◆ WHAT IS REQUIRED
Pull out every line from the listing that has the word "einer".

(Collected data)
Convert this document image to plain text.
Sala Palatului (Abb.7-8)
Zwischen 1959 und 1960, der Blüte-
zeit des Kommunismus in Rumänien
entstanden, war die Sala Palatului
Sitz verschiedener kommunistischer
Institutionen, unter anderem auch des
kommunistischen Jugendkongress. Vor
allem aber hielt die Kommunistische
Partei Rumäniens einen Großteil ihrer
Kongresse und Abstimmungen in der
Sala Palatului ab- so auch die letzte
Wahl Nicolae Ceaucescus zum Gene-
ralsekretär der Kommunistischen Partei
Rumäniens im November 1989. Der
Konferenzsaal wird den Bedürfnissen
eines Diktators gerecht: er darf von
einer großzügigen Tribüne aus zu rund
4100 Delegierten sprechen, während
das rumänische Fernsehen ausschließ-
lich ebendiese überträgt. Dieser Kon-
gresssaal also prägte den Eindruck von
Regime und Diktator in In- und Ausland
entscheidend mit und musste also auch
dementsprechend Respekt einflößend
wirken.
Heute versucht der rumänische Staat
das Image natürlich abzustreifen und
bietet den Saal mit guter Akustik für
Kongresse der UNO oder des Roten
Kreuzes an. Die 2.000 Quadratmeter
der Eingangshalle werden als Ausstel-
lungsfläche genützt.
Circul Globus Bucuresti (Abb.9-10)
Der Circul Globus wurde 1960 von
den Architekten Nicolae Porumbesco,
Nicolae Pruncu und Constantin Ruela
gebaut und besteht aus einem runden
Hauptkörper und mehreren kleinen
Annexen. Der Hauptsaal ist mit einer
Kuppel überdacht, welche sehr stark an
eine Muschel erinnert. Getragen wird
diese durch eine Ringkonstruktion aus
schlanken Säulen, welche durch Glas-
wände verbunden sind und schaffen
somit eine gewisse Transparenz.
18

◆ ANSWER TO THE PROBLEM
einer großzügigen Tribüne aus zu rund
Annexen. Der Hauptsaal ist mit einer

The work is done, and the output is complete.